>> Start
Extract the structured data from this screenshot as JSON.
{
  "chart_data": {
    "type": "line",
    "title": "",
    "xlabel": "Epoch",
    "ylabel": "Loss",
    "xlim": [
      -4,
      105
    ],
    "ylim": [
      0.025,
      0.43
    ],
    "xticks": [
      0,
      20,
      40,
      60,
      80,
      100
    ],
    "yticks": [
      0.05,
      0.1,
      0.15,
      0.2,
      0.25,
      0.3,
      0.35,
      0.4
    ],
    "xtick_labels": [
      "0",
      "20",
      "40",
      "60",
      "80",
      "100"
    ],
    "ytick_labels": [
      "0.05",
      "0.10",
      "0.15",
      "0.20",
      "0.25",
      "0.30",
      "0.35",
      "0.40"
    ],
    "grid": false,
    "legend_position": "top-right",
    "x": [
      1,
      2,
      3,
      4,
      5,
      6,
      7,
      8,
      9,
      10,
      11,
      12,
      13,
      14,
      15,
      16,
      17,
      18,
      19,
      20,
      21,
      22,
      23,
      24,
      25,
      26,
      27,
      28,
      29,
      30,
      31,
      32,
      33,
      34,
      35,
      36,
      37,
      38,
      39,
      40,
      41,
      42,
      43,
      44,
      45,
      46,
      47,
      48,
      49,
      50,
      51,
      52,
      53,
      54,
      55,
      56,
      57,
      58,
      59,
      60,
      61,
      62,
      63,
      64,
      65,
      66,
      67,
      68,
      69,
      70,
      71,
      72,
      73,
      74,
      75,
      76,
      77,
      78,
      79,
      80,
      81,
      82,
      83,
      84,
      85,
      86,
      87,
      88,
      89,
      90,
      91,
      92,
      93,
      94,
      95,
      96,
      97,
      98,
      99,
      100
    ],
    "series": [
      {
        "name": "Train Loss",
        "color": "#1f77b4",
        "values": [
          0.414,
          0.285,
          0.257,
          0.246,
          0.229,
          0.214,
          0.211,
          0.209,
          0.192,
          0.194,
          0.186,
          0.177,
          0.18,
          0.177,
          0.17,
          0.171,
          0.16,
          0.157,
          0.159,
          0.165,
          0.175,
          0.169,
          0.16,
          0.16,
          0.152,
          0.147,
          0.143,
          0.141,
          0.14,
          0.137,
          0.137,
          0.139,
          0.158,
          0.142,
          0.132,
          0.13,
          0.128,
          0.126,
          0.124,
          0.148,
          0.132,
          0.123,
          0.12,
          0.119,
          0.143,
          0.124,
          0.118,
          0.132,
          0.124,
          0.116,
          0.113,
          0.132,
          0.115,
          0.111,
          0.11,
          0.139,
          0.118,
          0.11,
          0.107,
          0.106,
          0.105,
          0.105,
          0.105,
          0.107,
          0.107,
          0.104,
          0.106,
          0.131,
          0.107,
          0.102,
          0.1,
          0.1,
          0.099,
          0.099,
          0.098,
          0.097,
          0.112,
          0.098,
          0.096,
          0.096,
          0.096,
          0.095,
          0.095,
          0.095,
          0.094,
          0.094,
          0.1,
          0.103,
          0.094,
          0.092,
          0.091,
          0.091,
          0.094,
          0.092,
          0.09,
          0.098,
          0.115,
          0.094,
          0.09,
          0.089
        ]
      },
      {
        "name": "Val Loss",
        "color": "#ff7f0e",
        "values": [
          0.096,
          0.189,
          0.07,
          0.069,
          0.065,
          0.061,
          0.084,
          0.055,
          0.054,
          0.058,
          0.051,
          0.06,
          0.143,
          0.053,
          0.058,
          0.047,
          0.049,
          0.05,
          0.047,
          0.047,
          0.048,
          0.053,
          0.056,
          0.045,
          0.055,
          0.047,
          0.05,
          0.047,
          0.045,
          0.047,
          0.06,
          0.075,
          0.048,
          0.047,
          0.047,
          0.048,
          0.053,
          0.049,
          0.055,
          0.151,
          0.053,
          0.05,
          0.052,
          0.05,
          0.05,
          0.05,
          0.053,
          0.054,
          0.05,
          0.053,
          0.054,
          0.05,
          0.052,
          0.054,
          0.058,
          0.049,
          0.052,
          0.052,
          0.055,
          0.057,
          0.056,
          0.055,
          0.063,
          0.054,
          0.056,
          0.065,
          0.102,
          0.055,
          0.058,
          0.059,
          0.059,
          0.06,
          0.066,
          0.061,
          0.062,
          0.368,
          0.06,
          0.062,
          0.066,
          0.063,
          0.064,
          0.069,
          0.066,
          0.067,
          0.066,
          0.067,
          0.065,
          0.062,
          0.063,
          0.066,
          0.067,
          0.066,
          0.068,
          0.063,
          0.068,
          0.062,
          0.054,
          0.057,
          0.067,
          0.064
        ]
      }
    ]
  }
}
>> End
Every record above should be copied exactly.

◆ Result of the exercise ◆
Extract the structured data from this screenshot as JSON.
{
  "chart_data": {
    "type": "line",
    "title": "",
    "xlabel": "Epoch",
    "ylabel": "Loss",
    "xlim": [
      -4,
      105
    ],
    "ylim": [
      0.025,
      0.43
    ],
    "xticks": [
      0,
      20,
      40,
      60,
      80,
      100
    ],
    "yticks": [
      0.05,
      0.1,
      0.15,
      0.2,
      0.25,
      0.3,
      0.35,
      0.4
    ],
    "xtick_labels": [
      "0",
      "20",
      "40",
      "60",
      "80",
      "100"
    ],
    "ytick_labels": [
      "0.05",
      "0.10",
      "0.15",
      "0.20",
      "0.25",
      "0.30",
      "0.35",
      "0.40"
    ],
    "grid": false,
    "legend_position": "top-right",
    "x": [
      1,
      2,
      3,
      4,
      5,
      6,
      7,
      8,
      9,
      10,
      11,
      12,
      13,
      14,
      15,
      16,
      17,
      18,
      19,
      20,
      21,
      22,
      23,
      24,
      25,
      26,
      27,
      28,
      29,
      30,
      31,
      32,
      33,
      34,
      35,
      36,
      37,
      38,
      39,
      40,
      41,
      42,
      43,
      44,
      45,
      46,
      47,
      48,
      49,
      50,
      51,
      52,
      53,
      54,
      55,
      56,
      57,
      58,
      59,
      60,
      61,
      62,
      63,
      64,
      65,
      66,
      67,
      68,
      69,
      70,
      71,
      72,
      73,
      74,
      75,
      76,
      77,
      78,
      79,
      80,
      81,
      82,
      83,
      84,
      85,
      86,
      87,
      88,
      89,
      90,
      91,
      92,
      93,
      94,
      95,
      96,
      97,
      98,
      99,
      100
    ],
    "series": [
      {
        "name": "Train Loss",
        "color": "#1f77b4",
        "values": [
          0.414,
          0.285,
          0.257,
          0.246,
          0.229,
          0.214,
          0.211,
          0.209,
          0.192,
          0.194,
          0.186,
          0.177,
          0.18,
          0.177,
          0.17,
          0.171,
          0.16,
          0.157,
          0.159,
          0.165,
          0.175,
          0.169,
          0.16,
          0.16,
          0.152,
          0.147,
          0.143,
          0.141,
          0.14,
          0.137,
          0.137,
          0.139,
          0.158,
          0.142,
          0.132,
          0.13,
          0.128,
          0.126,
          0.124,
          0.148,
          0.132,
          0.123,
          0.12,
          0.119,
          0.143,
          0.124,
          0.118,
          0.132,
          0.124,
          0.116,
          0.113,
          0.132,
          0.115,
          0.111,
          0.11,
          0.139,
          0.118,
          0.11,
          0.107,
          0.106,
          0.105,
          0.105,
          0.105,
          0.107,
          0.107,
          0.104,
          0.106,
          0.131,
          0.107,
          0.102,
          0.1,
          0.1,
          0.099,
          0.099,
          0.098,
          0.097,
          0.112,
          0.098,
          0.096,
          0.096,
          0.096,
          0.095,
          0.095,
          0.095,
          0.094,
          0.094,
          0.1,
          0.103,
          0.094,
          0.092,
          0.091,
          0.091,
          0.094,
          0.092,
          0.09,
          0.098,
          0.115,
          0.094,
          0.09,
          0.089
        ]
      },
      {
        "name": "Val Loss",
        "color": "#ff7f0e",
        "values": [
          0.096,
          0.189,
          0.07,
          0.069,
          0.065,
          0.061,
          0.084,
          0.055,
          0.054,
          0.058,
          0.051,
          0.06,
          0.143,
          0.053,
          0.058,
          0.047,
          0.049,
          0.05,
          0.047,
          0.047,
          0.048,
          0.053,
          0.056,
          0.045,
          0.055,
          0.047,
          0.05,
          0.047,
          0.045,
          0.047,
          0.06,
          0.075,
          0.048,
          0.047,
          0.047,
          0.048,
          0.053,
          0.049,
          0.055,
          0.151,
          0.053,
          0.05,
          0.052,
          0.05,
          0.05,
          0.05,
          0.053,
          0.054,
          0.05,
          0.053,
          0.054,
          0.05,
          0.052,
          0.054,
          0.058,
          0.049,
          0.052,
          0.052,
          0.055,
          0.057,
          0.056,
          0.055,
          0.063,
          0.054,
          0.056,
          0.065,
          0.102,
          0.055,
          0.058,
          0.059,
          0.059,
          0.06,
          0.066,
          0.061,
          0.062,
          0.368,
          0.06,
          0.062,
          0.066,
          0.063,
          0.064,
          0.069,
          0.066,
          0.067,
          0.066,
          0.067,
          0.065,
          0.062,
          0.063,
          0.066,
          0.067,
          0.066,
          0.068,
          0.063,
          0.068,
          0.062,
          0.054,
          0.057,
          0.067,
          0.064
        ]
      }
    ]
  }
}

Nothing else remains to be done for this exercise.